Dataset items

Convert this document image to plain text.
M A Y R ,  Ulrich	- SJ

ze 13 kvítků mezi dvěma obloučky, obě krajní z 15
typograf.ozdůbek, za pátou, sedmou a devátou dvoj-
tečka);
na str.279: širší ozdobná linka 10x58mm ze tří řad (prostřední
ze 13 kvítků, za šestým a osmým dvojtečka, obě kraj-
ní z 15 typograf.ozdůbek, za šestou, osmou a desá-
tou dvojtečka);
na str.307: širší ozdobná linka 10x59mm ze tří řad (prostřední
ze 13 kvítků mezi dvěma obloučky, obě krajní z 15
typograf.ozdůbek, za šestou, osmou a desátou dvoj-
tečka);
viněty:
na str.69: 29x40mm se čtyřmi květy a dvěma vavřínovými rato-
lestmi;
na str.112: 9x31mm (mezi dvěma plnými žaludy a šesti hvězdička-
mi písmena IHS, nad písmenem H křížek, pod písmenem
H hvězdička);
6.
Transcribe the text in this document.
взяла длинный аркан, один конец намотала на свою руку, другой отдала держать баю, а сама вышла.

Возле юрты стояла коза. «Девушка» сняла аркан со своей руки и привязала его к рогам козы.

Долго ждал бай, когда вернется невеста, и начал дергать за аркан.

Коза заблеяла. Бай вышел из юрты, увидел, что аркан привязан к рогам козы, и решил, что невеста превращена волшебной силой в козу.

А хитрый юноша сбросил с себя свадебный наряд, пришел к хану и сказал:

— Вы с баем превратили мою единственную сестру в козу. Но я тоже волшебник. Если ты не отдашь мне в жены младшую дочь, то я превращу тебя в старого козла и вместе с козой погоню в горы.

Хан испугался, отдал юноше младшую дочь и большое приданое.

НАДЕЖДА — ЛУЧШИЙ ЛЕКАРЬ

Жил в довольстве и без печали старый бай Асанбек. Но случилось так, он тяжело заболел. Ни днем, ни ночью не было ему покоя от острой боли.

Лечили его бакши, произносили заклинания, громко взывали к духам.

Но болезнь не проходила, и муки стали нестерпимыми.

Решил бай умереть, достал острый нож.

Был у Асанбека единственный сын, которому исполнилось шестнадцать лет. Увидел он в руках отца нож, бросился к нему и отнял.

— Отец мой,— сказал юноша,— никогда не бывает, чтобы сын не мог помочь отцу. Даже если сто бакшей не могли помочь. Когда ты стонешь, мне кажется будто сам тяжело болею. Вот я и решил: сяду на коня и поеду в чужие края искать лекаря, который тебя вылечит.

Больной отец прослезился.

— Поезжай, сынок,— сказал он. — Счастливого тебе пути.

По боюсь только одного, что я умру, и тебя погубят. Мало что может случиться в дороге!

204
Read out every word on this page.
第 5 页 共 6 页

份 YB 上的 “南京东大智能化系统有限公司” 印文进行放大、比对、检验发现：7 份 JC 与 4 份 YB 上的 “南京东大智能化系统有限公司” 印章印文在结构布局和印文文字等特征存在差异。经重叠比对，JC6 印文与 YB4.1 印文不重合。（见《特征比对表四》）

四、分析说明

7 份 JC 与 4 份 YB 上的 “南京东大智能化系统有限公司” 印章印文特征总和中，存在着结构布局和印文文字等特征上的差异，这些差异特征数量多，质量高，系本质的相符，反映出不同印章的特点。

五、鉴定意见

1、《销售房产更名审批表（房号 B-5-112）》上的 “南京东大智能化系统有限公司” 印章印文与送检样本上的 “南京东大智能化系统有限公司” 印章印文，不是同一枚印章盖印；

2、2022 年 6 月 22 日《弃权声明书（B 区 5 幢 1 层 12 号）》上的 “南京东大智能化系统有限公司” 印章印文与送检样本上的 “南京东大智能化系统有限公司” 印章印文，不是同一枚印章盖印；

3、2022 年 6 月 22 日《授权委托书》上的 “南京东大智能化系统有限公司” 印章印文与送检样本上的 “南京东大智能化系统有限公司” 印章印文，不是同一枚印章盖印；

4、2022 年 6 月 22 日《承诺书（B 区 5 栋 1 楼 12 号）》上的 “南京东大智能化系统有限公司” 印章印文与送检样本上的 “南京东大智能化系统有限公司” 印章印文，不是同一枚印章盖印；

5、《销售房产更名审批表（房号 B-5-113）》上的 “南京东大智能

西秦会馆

▶ _Instructions to follow_
Your task is to output all of the data above word for word.

▶ _Answer below_
Convert this document image to plain text.
M A Y R ,  Ulrich	- SJ

ze 13 kvítků mezi dvěma obloučky, obě krajní z 15
typograf.ozdůbek, za pátou, sedmou a devátou dvoj-
tečka);
na str.279: širší ozdobná linka 10x58mm ze tří řad (prostřední
ze 13 kvítků, za šestým a osmým dvojtečka, obě kraj-
ní z 15 typograf.ozdůbek, za šestou, osmou a desá-
tou dvojtečka);
na str.307: širší ozdobná linka 10x59mm ze tří řad (prostřední
ze 13 kvítků mezi dvěma obloučky, obě krajní z 15
typograf.ozdůbek, za šestou, osmou a desátou dvoj-
tečka);
viněty:
na str.69: 29x40mm se čtyřmi květy a dvěma vavřínovými rato-
lestmi;
na str.112: 9x31mm (mezi dvěma plnými žaludy a šesti hvězdička-
mi písmena IHS, nad písmenem H křížek, pod písmenem
H hvězdička);
6.
Transcribe the text in this document.
взяла длинный аркан, один конец намотала на свою руку, другой отдала держать баю, а сама вышла.

Возле юрты стояла коза. «Девушка» сняла аркан со своей руки и привязала его к рогам козы.

Долго ждал бай, когда вернется невеста, и начал дергать за аркан.

Коза заблеяла. Бай вышел из юрты, увидел, что аркан привязан к рогам козы, и решил, что невеста превращена волшебной силой в козу.

А хитрый юноша сбросил с себя свадебный наряд, пришел к хану и сказал:

— Вы с баем превратили мою единственную сестру в козу. Но я тоже волшебник. Если ты не отдашь мне в жены младшую дочь, то я превращу тебя в старого козла и вместе с козой погоню в горы.

Хан испугался, отдал юноше младшую дочь и большое приданое.

НАДЕЖДА — ЛУЧШИЙ ЛЕКАРЬ

Жил в довольстве и без печали старый бай Асанбек. Но случилось так, он тяжело заболел. Ни днем, ни ночью не было ему покоя от острой боли.

Лечили его бакши, произносили заклинания, громко взывали к духам.

Но болезнь не проходила, и муки стали нестерпимыми.

Решил бай умереть, достал острый нож.

Был у Асанбека единственный сын, которому исполнилось шестнадцать лет. Увидел он в руках отца нож, бросился к нему и отнял.

— Отец мой,— сказал юноша,— никогда не бывает, чтобы сын не мог помочь отцу. Даже если сто бакшей не могли помочь. Когда ты стонешь, мне кажется будто сам тяжело болею. Вот я и решил: сяду на коня и поеду в чужие края искать лекаря, который тебя вылечит.

Больной отец прослезился.

— Поезжай, сынок,— сказал он. — Счастливого тебе пути.

По боюсь только одного, что я умру, и тебя погубят. Мало что может случиться в дороге!

204
Read out every word on this page.
第 5 页 共 6 页

份 YB 上的 “南京东大智能化系统有限公司” 印文进行放大、比对、检验发现：7 份 JC 与 4 份 YB 上的 “南京东大智能化系统有限公司” 印章印文在结构布局和印文文字等特征存在差异。经重叠比对，JC6 印文与 YB4.1 印文不重合。（见《特征比对表四》）

四、分析说明

7 份 JC 与 4 份 YB 上的 “南京东大智能化系统有限公司” 印章印文特征总和中，存在着结构布局和印文文字等特征上的差异，这些差异特征数量多，质量高，系本质的相符，反映出不同印章的特点。

五、鉴定意见

1、《销售房产更名审批表（房号 B-5-112）》上的 “南京东大智能化系统有限公司” 印章印文与送检样本上的 “南京东大智能化系统有限公司” 印章印文，不是同一枚印章盖印；

2、2022 年 6 月 22 日《弃权声明书（B 区 5 幢 1 层 12 号）》上的 “南京东大智能化系统有限公司” 印章印文与送检样本上的 “南京东大智能化系统有限公司” 印章印文，不是同一枚印章盖印；

3、2022 年 6 月 22 日《授权委托书》上的 “南京东大智能化系统有限公司” 印章印文与送检样本上的 “南京东大智能化系统有限公司” 印章印文，不是同一枚印章盖印；

4、2022 年 6 月 22 日《承诺书（B 区 5 栋 1 楼 12 号）》上的 “南京东大智能化系统有限公司” 印章印文与送检样本上的 “南京东大智能化系统有限公司” 印章印文，不是同一枚印章盖印；

5、《销售房产更名审批表（房号 B-5-113）》上的 “南京东大智能

西秦会馆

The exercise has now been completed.